(Dataset records)
━━━━━━━━━━━━━━━━━━━━━━━━━━━━━━
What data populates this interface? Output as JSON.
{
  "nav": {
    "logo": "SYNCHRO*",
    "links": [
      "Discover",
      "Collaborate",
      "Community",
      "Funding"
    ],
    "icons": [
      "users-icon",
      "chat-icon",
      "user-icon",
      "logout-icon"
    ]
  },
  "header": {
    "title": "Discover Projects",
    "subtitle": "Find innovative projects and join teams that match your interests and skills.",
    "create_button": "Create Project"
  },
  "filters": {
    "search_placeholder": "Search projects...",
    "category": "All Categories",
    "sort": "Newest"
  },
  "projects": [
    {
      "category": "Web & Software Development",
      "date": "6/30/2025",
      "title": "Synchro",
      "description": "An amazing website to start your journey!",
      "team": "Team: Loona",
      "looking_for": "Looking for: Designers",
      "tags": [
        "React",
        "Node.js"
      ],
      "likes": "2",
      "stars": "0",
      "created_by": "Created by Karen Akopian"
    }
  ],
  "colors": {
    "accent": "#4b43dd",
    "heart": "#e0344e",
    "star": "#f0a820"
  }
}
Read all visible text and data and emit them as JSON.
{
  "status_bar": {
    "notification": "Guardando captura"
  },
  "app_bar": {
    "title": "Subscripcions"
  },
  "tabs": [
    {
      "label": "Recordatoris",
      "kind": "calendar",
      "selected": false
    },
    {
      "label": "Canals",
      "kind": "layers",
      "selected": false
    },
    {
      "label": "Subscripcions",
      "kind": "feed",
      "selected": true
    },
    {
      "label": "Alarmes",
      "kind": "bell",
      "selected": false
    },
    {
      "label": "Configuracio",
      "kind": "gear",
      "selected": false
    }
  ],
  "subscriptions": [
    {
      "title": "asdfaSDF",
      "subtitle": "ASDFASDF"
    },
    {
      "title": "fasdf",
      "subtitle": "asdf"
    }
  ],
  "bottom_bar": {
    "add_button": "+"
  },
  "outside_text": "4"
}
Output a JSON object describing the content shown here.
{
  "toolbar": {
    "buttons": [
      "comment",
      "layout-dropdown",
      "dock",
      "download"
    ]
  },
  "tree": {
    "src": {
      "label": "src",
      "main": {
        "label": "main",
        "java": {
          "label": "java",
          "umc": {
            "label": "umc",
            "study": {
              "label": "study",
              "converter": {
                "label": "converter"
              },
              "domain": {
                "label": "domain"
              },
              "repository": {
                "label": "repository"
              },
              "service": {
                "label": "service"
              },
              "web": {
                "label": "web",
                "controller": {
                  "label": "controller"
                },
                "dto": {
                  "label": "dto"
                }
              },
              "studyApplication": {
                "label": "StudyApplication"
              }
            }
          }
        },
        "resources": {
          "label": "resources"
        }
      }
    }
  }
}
━━━━━━━━━━━━━━━━━━━━━━━━━━━━━━
▸ **WORK REQUIRED**
Repeat the records above in full, character for character.

▸ **ANSWER TO THE PROBLEM**
What data populates this interface? Output as JSON.
{
  "nav": {
    "logo": "SYNCHRO*",
    "links": [
      "Discover",
      "Collaborate",
      "Community",
      "Funding"
    ],
    "icons": [
      "users-icon",
      "chat-icon",
      "user-icon",
      "logout-icon"
    ]
  },
  "header": {
    "title": "Discover Projects",
    "subtitle": "Find innovative projects and join teams that match your interests and skills.",
    "create_button": "Create Project"
  },
  "filters": {
    "search_placeholder": "Search projects...",
    "category": "All Categories",
    "sort": "Newest"
  },
  "projects": [
    {
      "category": "Web & Software Development",
      "date": "6/30/2025",
      "title": "Synchro",
      "description": "An amazing website to start your journey!",
      "team": "Team: Loona",
      "looking_for": "Looking for: Designers",
      "tags": [
        "React",
        "Node.js"
      ],
      "likes": "2",
      "stars": "0",
      "created_by": "Created by Karen Akopian"
    }
  ],
  "colors": {
    "accent": "#4b43dd",
    "heart": "#e0344e",
    "star": "#f0a820"
  }
}
Read all visible text and data and emit them as JSON.
{
  "status_bar": {
    "notification": "Guardando captura"
  },
  "app_bar": {
    "title": "Subscripcions"
  },
  "tabs": [
    {
      "label": "Recordatoris",
      "kind": "calendar",
      "selected": false
    },
    {
      "label": "Canals",
      "kind": "layers",
      "selected": false
    },
    {
      "label": "Subscripcions",
      "kind": "feed",
      "selected": true
    },
    {
      "label": "Alarmes",
      "kind": "bell",
      "selected": false
    },
    {
      "label": "Configuracio",
      "kind": "gear",
      "selected": false
    }
  ],
  "subscriptions": [
    {
      "title": "asdfaSDF",
      "subtitle": "ASDFASDF"
    },
    {
      "title": "fasdf",
      "subtitle": "asdf"
    }
  ],
  "bottom_bar": {
    "add_button": "+"
  },
  "outside_text": "4"
}
Output a JSON object describing the content shown here.
{
  "toolbar": {
    "buttons": [
      "comment",
      "layout-dropdown",
      "dock",
      "download"
    ]
  },
  "tree": {
    "src": {
      "label": "src",
      "main": {
        "label": "main",
        "java": {
          "label": "java",
          "umc": {
            "label": "umc",
            "study": {
              "label": "study",
              "converter": {
                "label": "converter"
              },
              "domain": {
                "label": "domain"
              },
              "repository": {
                "label": "repository"
              },
              "service": {
                "label": "service"
              },
              "web": {
                "label": "web",
                "controller": {
                  "label": "controller"
                },
                "dto": {
                  "label": "dto"
                }
              },
              "studyApplication": {
                "label": "StudyApplication"
              }
            }
          }
        },
        "resources": {
          "label": "resources"
        }
      }
    }
  }
}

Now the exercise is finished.